■ **DATA FOR PROCESSING**:

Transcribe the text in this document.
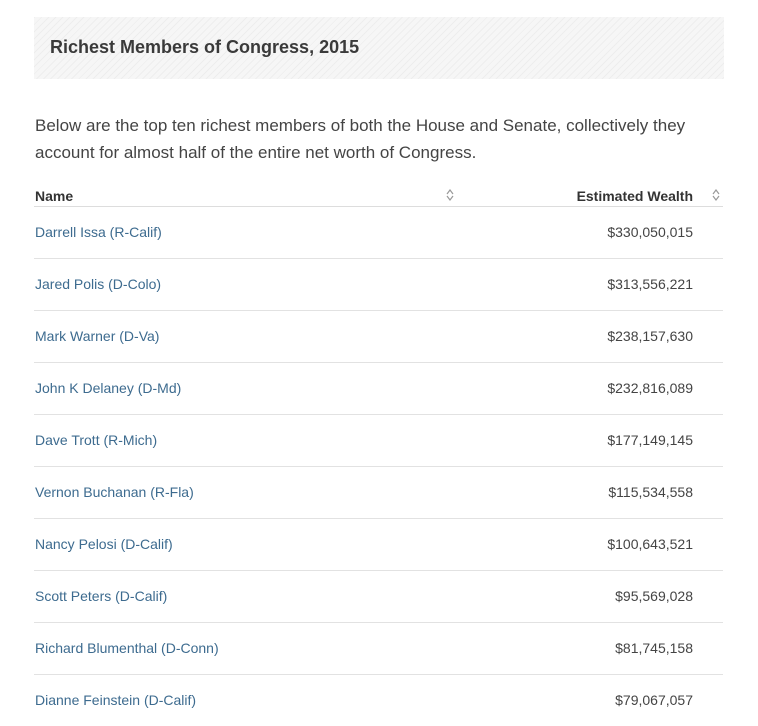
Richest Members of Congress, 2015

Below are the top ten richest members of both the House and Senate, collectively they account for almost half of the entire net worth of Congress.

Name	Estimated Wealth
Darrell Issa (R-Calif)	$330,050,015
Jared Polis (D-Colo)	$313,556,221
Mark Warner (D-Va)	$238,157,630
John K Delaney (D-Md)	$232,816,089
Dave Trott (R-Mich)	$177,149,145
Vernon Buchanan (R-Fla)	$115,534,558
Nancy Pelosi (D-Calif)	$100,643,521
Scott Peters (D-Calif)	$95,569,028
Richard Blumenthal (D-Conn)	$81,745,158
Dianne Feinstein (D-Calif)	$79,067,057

---

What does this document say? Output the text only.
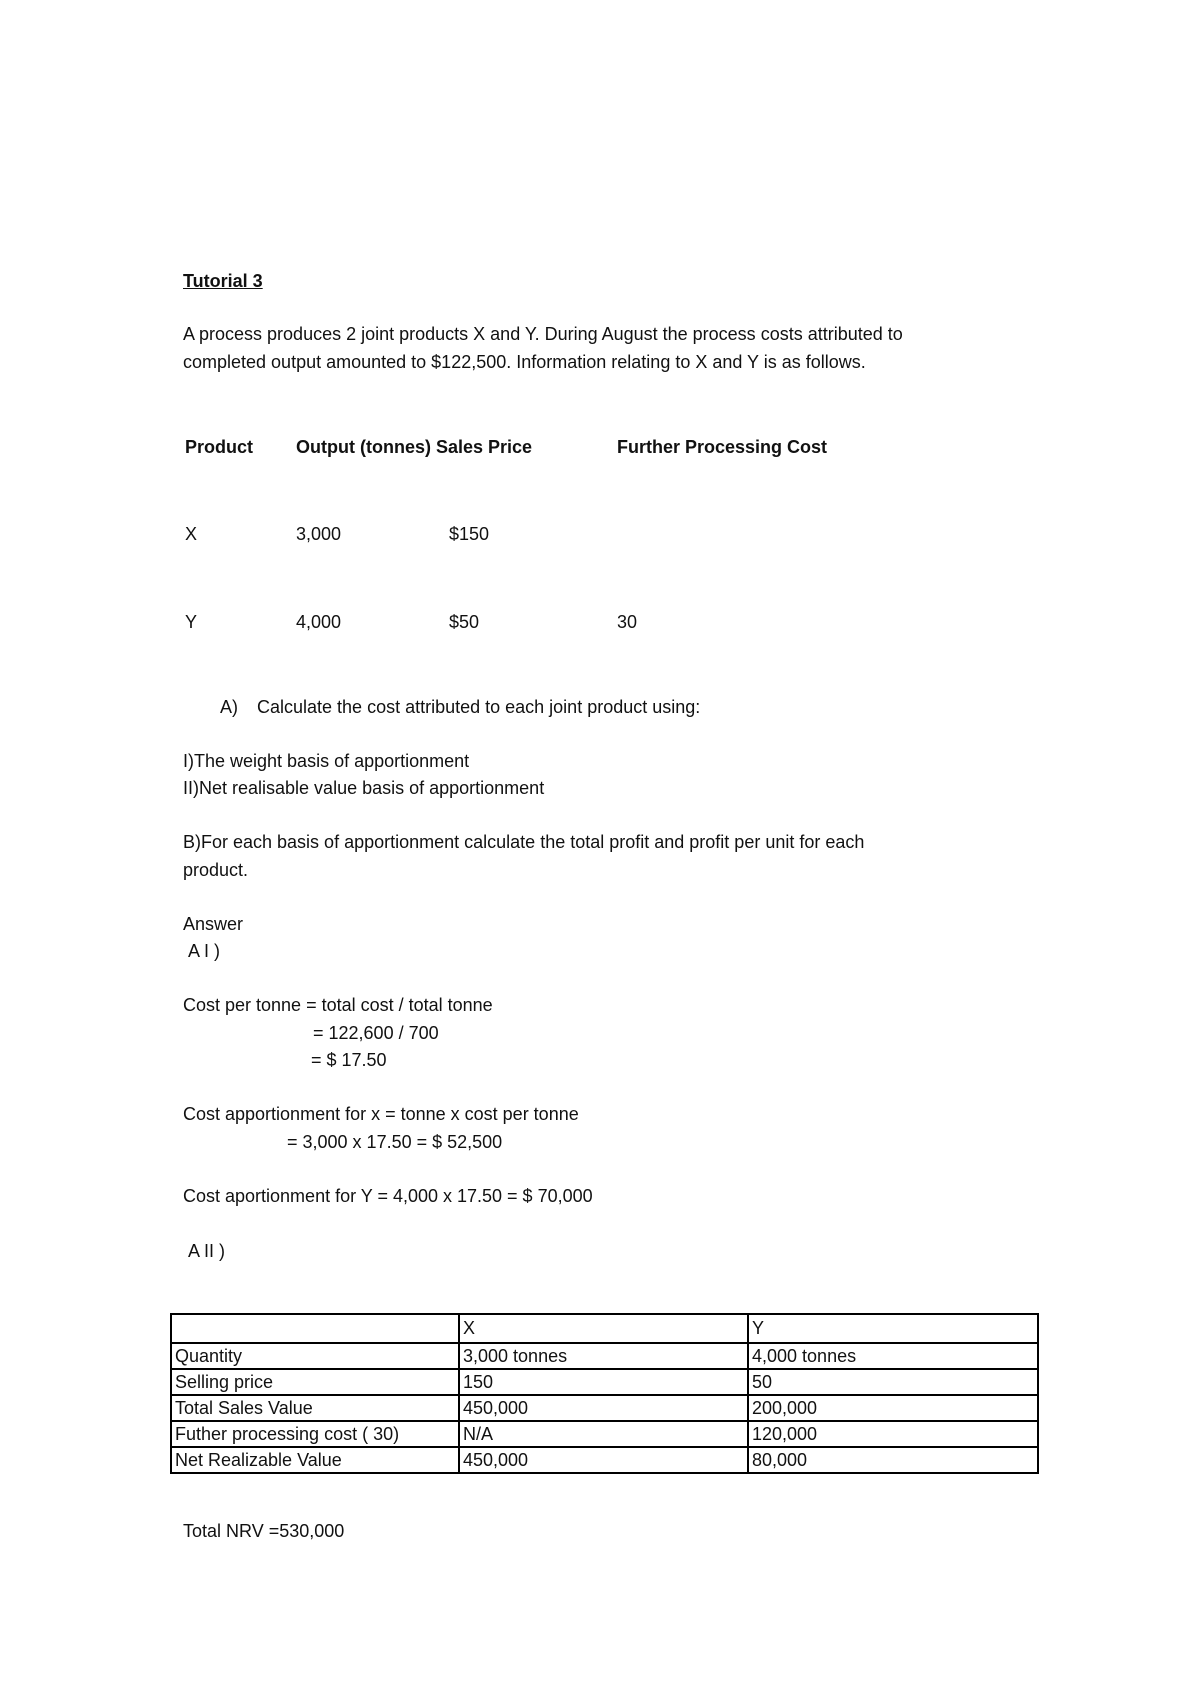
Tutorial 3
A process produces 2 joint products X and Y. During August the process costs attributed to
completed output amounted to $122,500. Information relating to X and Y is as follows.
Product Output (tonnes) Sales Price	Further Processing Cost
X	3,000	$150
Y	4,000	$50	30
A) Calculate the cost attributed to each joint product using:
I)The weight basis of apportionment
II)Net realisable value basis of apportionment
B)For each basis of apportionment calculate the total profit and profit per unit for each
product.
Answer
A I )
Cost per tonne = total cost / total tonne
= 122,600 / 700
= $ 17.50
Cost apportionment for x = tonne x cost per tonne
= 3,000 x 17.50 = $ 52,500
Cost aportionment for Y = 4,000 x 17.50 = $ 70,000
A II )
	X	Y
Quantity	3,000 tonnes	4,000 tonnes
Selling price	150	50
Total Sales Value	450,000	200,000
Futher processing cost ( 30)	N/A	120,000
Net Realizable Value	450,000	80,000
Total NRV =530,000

■ **TASK**:
Say how many lines hold the word "joint", giving the number and nothing else.

■ **OUTPUT OF THE EXERCISE**:
2